Exercise objective
In the records below, pick out all lines containing the word "habilidades".

Data section

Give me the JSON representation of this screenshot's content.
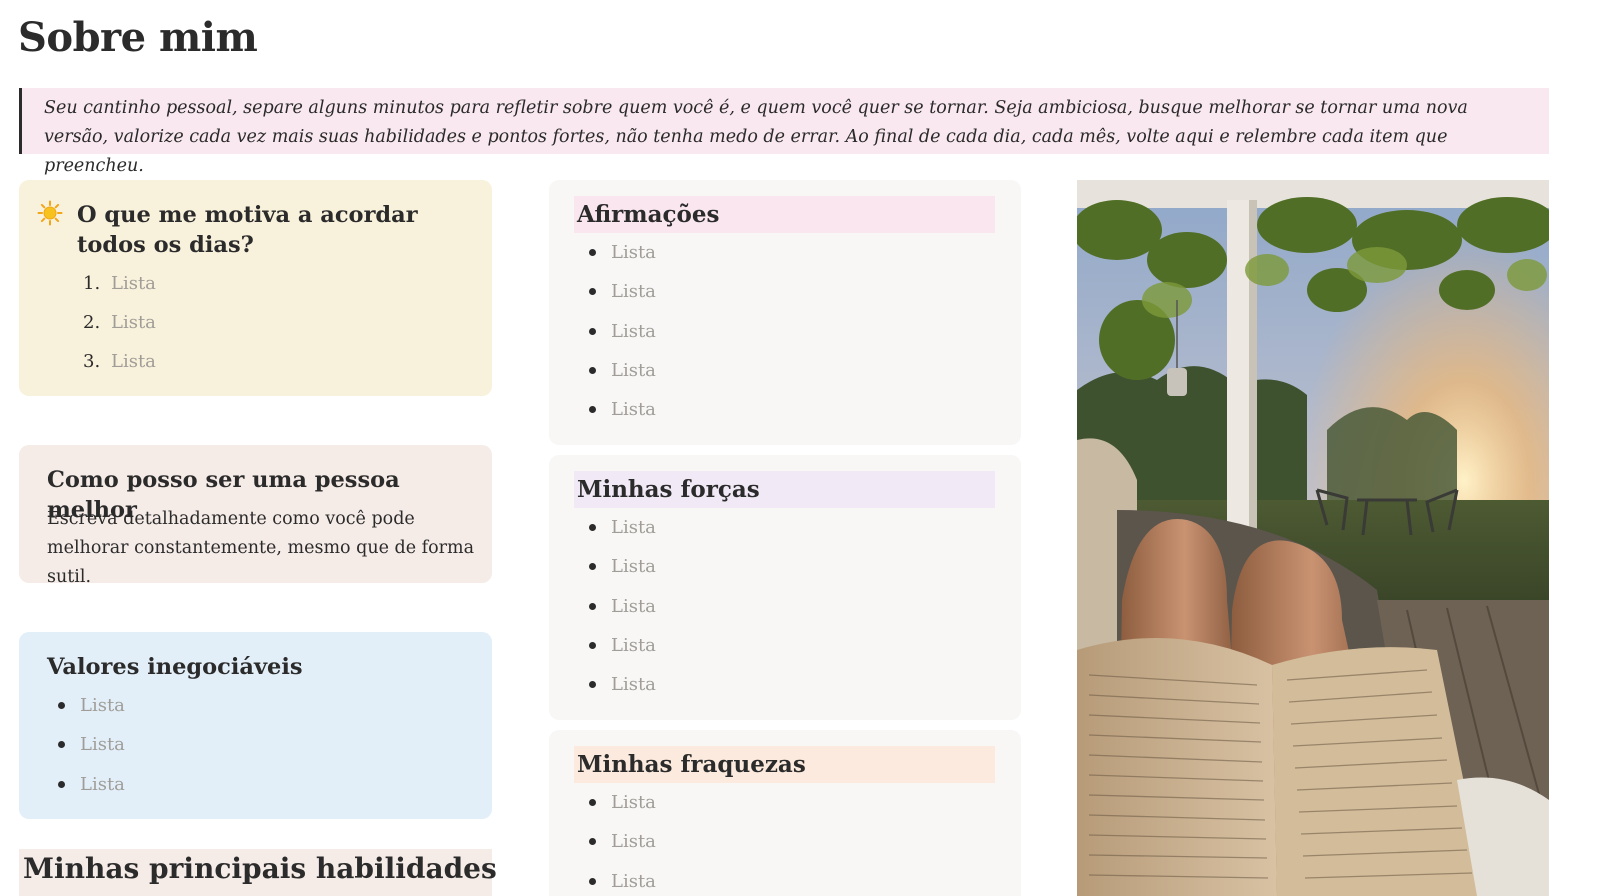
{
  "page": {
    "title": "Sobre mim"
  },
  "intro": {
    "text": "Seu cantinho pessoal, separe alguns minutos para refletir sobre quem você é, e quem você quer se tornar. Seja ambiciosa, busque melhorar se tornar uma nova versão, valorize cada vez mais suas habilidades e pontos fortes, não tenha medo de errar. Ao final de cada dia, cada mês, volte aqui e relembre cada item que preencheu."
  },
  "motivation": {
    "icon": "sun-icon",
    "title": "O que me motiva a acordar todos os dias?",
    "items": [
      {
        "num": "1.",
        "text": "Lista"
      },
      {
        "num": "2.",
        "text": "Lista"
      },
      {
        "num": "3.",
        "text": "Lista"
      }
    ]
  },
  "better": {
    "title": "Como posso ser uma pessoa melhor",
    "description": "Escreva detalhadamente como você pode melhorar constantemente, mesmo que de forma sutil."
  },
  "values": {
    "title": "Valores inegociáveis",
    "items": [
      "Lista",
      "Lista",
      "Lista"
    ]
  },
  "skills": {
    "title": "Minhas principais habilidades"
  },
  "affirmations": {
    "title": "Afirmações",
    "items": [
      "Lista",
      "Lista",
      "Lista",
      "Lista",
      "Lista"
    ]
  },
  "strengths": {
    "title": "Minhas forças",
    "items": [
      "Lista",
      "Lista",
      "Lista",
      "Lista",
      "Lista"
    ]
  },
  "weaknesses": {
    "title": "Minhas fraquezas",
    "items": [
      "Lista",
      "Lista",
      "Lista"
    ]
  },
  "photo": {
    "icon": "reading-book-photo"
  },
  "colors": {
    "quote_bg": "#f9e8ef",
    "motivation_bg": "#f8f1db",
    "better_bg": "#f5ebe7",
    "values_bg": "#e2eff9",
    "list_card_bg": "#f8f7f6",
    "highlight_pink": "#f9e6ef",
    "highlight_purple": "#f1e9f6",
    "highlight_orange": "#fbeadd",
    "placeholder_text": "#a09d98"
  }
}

Response below
    "text": "Seu cantinho pessoal, separe alguns minutos para refletir sobre quem você é, e quem você quer se tornar. Seja ambiciosa, busque melhorar se tornar uma nova versão, valorize cada vez mais suas habilidades e pontos fortes, não tenha medo de errar. Ao final de cada dia, cada mês, volte aqui e relembre cada item que preencheu."
    "title": "Minhas principais habilidades"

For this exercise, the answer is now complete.